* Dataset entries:
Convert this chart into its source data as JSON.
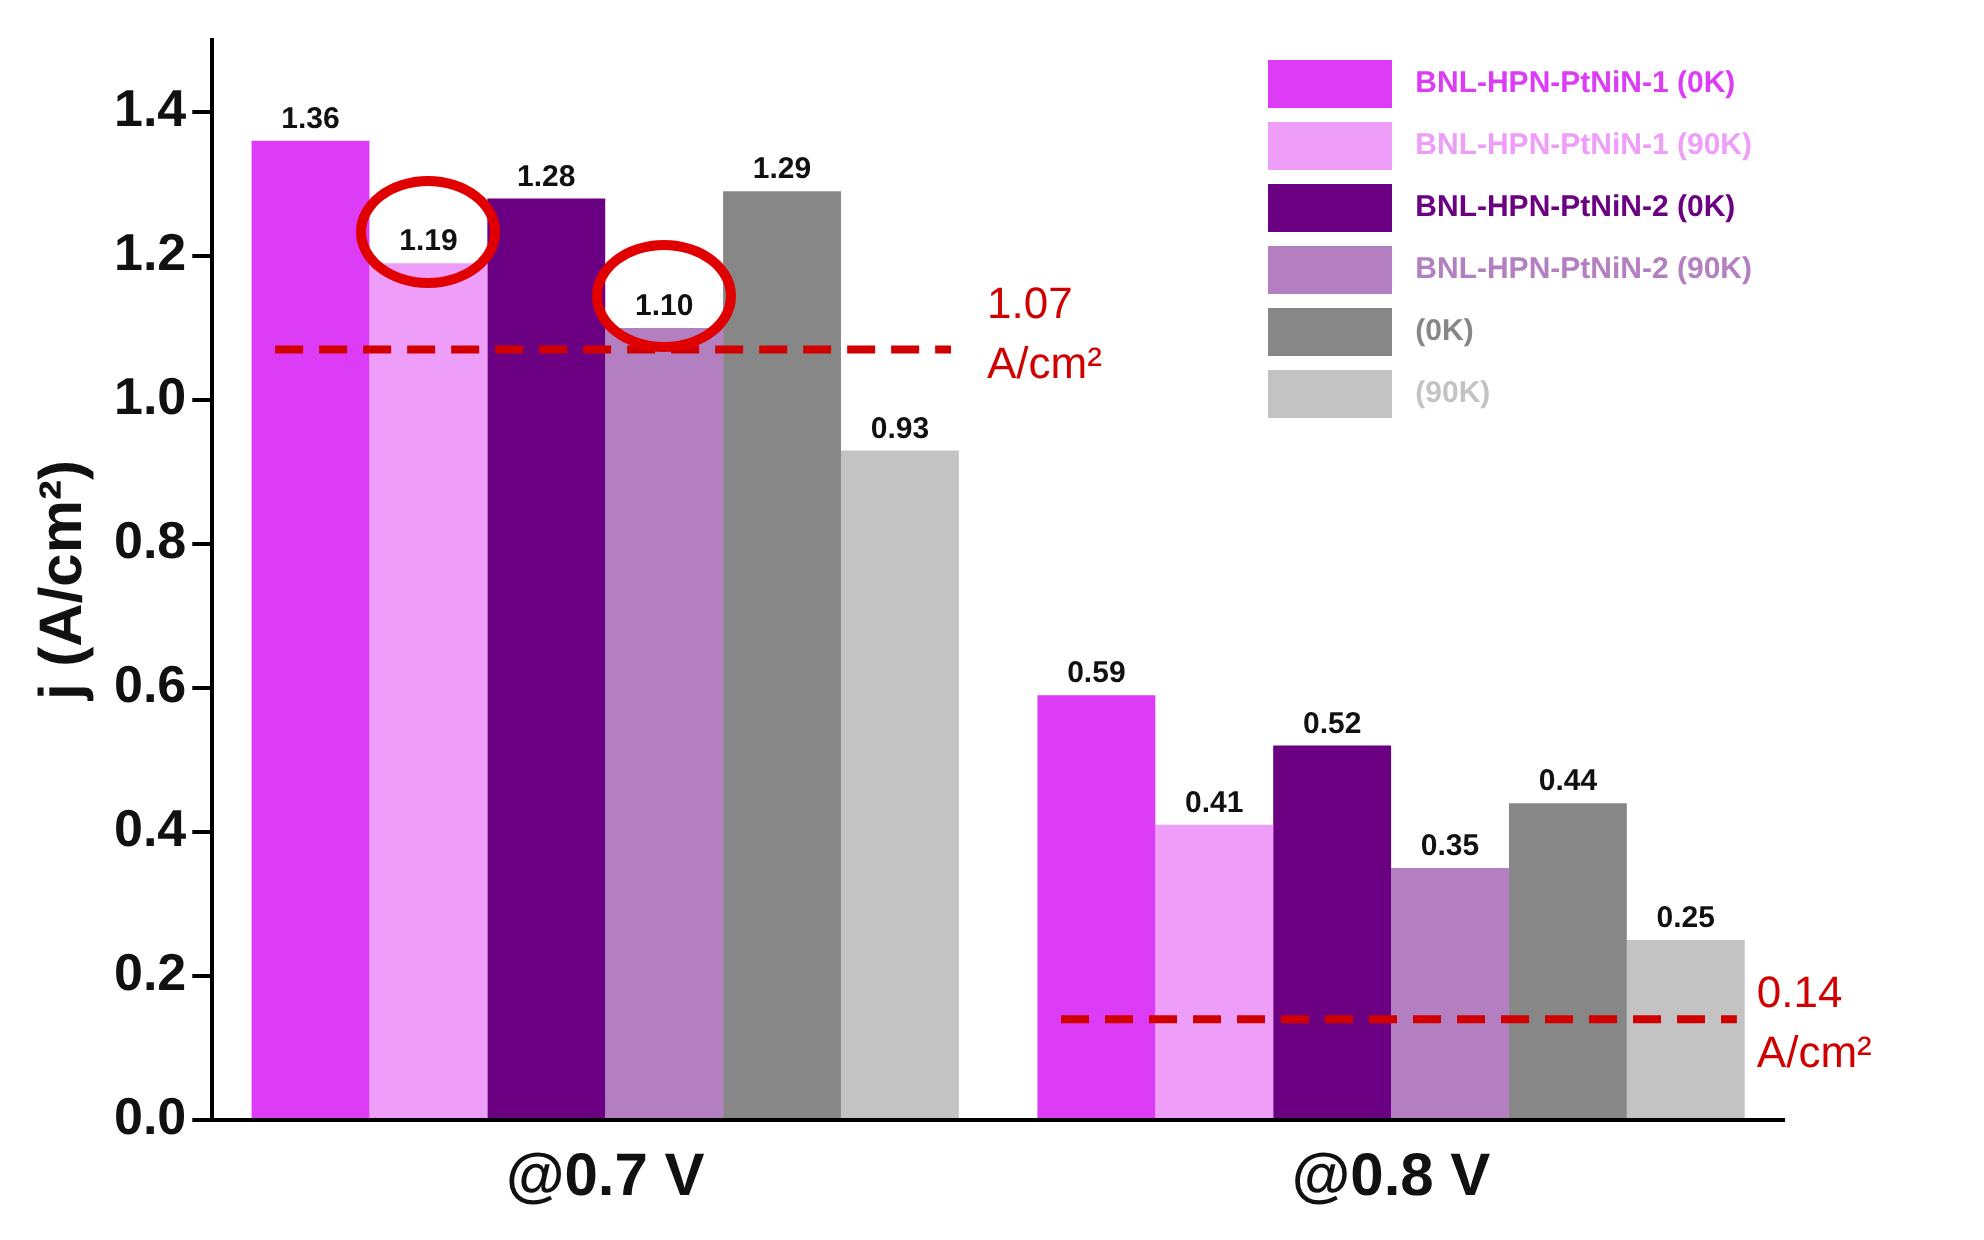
{
  "chart_data": {
    "type": "bar",
    "ylabel": "j (A/cm²)",
    "categories": [
      "@0.7 V",
      "@0.8 V"
    ],
    "series": [
      {
        "name": "BNL-HPN-PtNiN-1 (0K)",
        "color": "#dc3cf5",
        "values": [
          1.36,
          0.59
        ],
        "value_labels": [
          "1.36",
          "0.59"
        ]
      },
      {
        "name": "BNL-HPN-PtNiN-1 (90K)",
        "color": "#ee9ef9",
        "values": [
          1.19,
          0.41
        ],
        "value_labels": [
          "1.19",
          "0.41"
        ]
      },
      {
        "name": "BNL-HPN-PtNiN-2 (0K)",
        "color": "#6b0082",
        "values": [
          1.28,
          0.52
        ],
        "value_labels": [
          "1.28",
          "0.52"
        ]
      },
      {
        "name": "BNL-HPN-PtNiN-2 (90K)",
        "color": "#b37fc0",
        "values": [
          1.1,
          0.35
        ],
        "value_labels": [
          "1.10",
          "0.35"
        ]
      },
      {
        "name": "(0K)",
        "color": "#878787",
        "values": [
          1.29,
          0.44
        ],
        "value_labels": [
          "1.29",
          "0.44"
        ]
      },
      {
        "name": "(90K)",
        "color": "#c3c3c3",
        "values": [
          0.93,
          0.25
        ],
        "value_labels": [
          "0.93",
          "0.25"
        ]
      }
    ],
    "ylim": [
      0,
      1.5
    ],
    "yticks": [
      {
        "value": 0,
        "label": "0.0"
      },
      0.2,
      0.4,
      0.6,
      0.8,
      {
        "value": 1,
        "label": "1.0"
      },
      1.2,
      1.4
    ],
    "ref_lines": [
      {
        "axis": "y",
        "value": 1.07,
        "label": "1.07 A/cm²",
        "color": "#d00000",
        "line_style": "dashed"
      },
      {
        "axis": "y",
        "value": 0.14,
        "label": "0.14 A/cm²",
        "color": "#d00000",
        "line_style": "dashed"
      }
    ],
    "grid": false,
    "legend": "top right"
  }
}
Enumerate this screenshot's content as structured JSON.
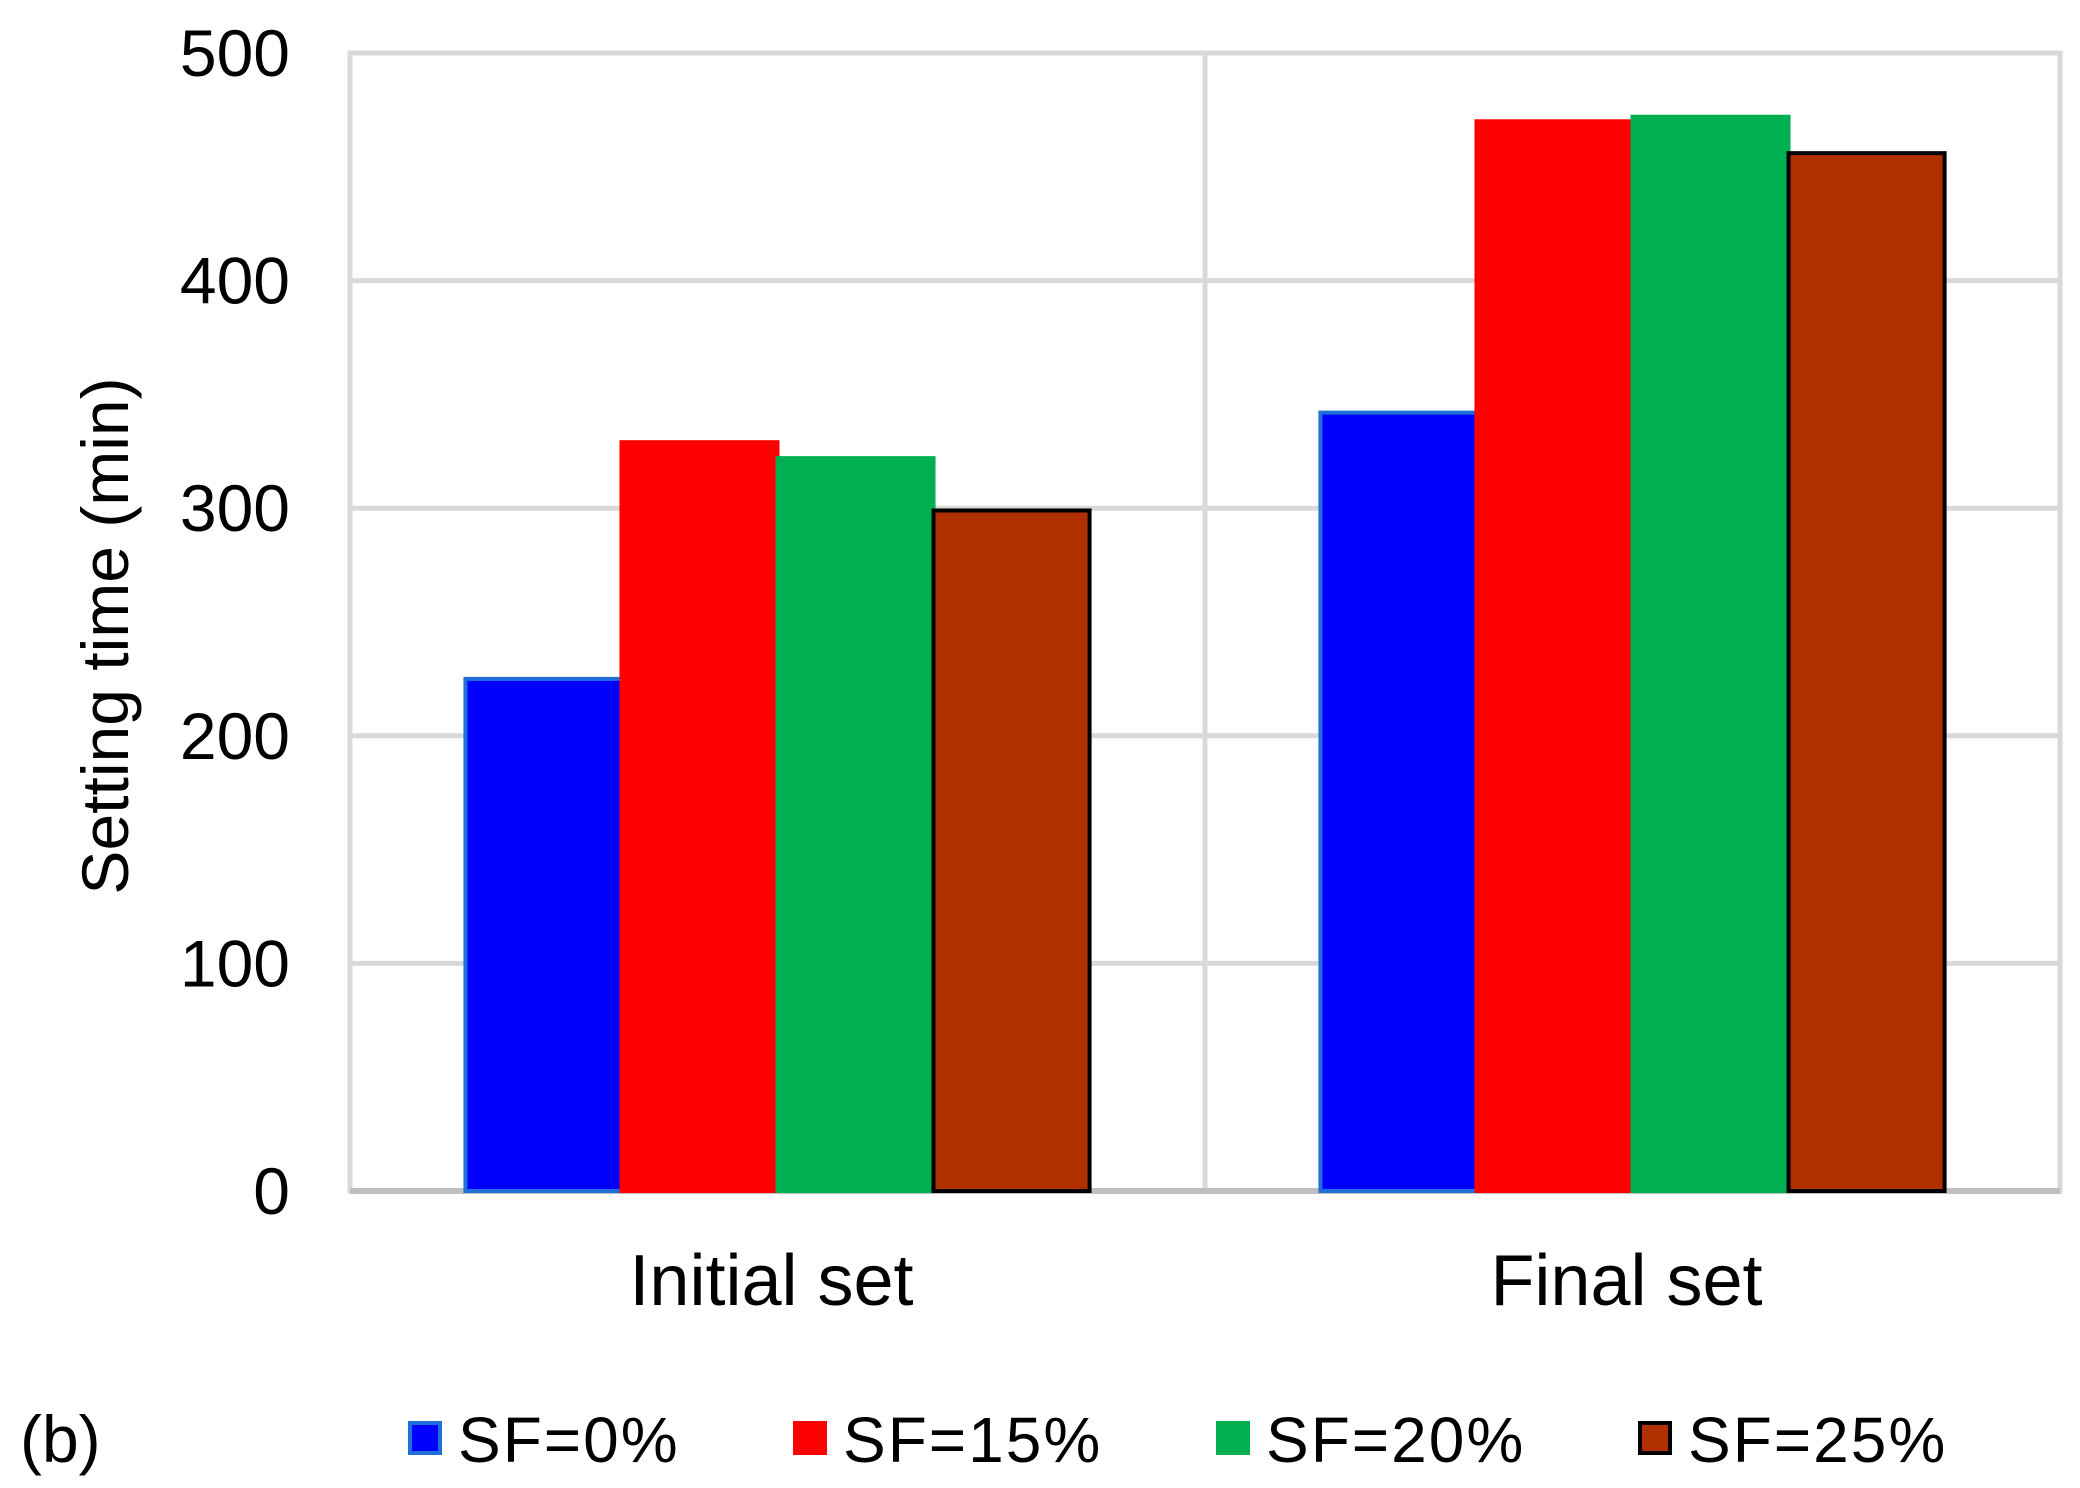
{
  "panel_label": "(b)",
  "colors": {
    "grid": "#d9d9d9",
    "axis": "#bfbfbf"
  },
  "chart_data": {
    "type": "bar",
    "categories": [
      "Initial set",
      "Final set"
    ],
    "series": [
      {
        "name": "SF=0%",
        "values": [
          225,
          342
        ],
        "color": "#0000ff",
        "edge": "#1f6fd8"
      },
      {
        "name": "SF=15%",
        "values": [
          329,
          470
        ],
        "color": "#ff0000",
        "edge": "#ff0000"
      },
      {
        "name": "SF=20%",
        "values": [
          322,
          472
        ],
        "color": "#00b050",
        "edge": "#00b050"
      },
      {
        "name": "SF=25%",
        "values": [
          299,
          456
        ],
        "color": "#b03000",
        "edge": "#000000"
      }
    ],
    "ylabel": "Setting time (min)",
    "xlabel": "",
    "title": "",
    "ylim": [
      0,
      500
    ],
    "yticks": [
      0,
      100,
      200,
      300,
      400,
      500
    ],
    "grid": true,
    "legend": "bottom"
  }
}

* The task:
Do not include images; quote all of the entries above exactly.

* Response to the exercise:
Convert this chart into its source data as JSON.
{
  "chart_data": {
    "type": "bar",
    "ylabel": "j (A/cm²)",
    "categories": [
      "@0.7 V",
      "@0.8 V"
    ],
    "series": [
      {
        "name": "BNL-HPN-PtNiN-1 (0K)",
        "color": "#dc3cf5",
        "values": [
          1.36,
          0.59
        ],
        "value_labels": [
          "1.36",
          "0.59"
        ]
      },
      {
        "name": "BNL-HPN-PtNiN-1 (90K)",
        "color": "#ee9ef9",
        "values": [
          1.19,
          0.41
        ],
        "value_labels": [
          "1.19",
          "0.41"
        ]
      },
      {
        "name": "BNL-HPN-PtNiN-2 (0K)",
        "color": "#6b0082",
        "values": [
          1.28,
          0.52
        ],
        "value_labels": [
          "1.28",
          "0.52"
        ]
      },
      {
        "name": "BNL-HPN-PtNiN-2 (90K)",
        "color": "#b37fc0",
        "values": [
          1.1,
          0.35
        ],
        "value_labels": [
          "1.10",
          "0.35"
        ]
      },
      {
        "name": "(0K)",
        "color": "#878787",
        "values": [
          1.29,
          0.44
        ],
        "value_labels": [
          "1.29",
          "0.44"
        ]
      },
      {
        "name": "(90K)",
        "color": "#c3c3c3",
        "values": [
          0.93,
          0.25
        ],
        "value_labels": [
          "0.93",
          "0.25"
        ]
      }
    ],
    "ylim": [
      0,
      1.5
    ],
    "yticks": [
      {
        "value": 0,
        "label": "0.0"
      },
      0.2,
      0.4,
      0.6,
      0.8,
      {
        "value": 1,
        "label": "1.0"
      },
      1.2,
      1.4
    ],
    "ref_lines": [
      {
        "axis": "y",
        "value": 1.07,
        "label": "1.07 A/cm²",
        "color": "#d00000",
        "line_style": "dashed"
      },
      {
        "axis": "y",
        "value": 0.14,
        "label": "0.14 A/cm²",
        "color": "#d00000",
        "line_style": "dashed"
      }
    ],
    "grid": false,
    "legend": "top right"
  }
}
Enumerate this screenshot's content as structured JSON.
{
  "panel_label": "(b)",
  "colors": {
    "grid": "#d9d9d9",
    "axis": "#bfbfbf"
  },
  "chart_data": {
    "type": "bar",
    "categories": [
      "Initial set",
      "Final set"
    ],
    "series": [
      {
        "name": "SF=0%",
        "values": [
          225,
          342
        ],
        "color": "#0000ff",
        "edge": "#1f6fd8"
      },
      {
        "name": "SF=15%",
        "values": [
          329,
          470
        ],
        "color": "#ff0000",
        "edge": "#ff0000"
      },
      {
        "name": "SF=20%",
        "values": [
          322,
          472
        ],
        "color": "#00b050",
        "edge": "#00b050"
      },
      {
        "name": "SF=25%",
        "values": [
          299,
          456
        ],
        "color": "#b03000",
        "edge": "#000000"
      }
    ],
    "ylabel": "Setting time (min)",
    "xlabel": "",
    "title": "",
    "ylim": [
      0,
      500
    ],
    "yticks": [
      0,
      100,
      200,
      300,
      400,
      500
    ],
    "grid": true,
    "legend": "bottom"
  }
}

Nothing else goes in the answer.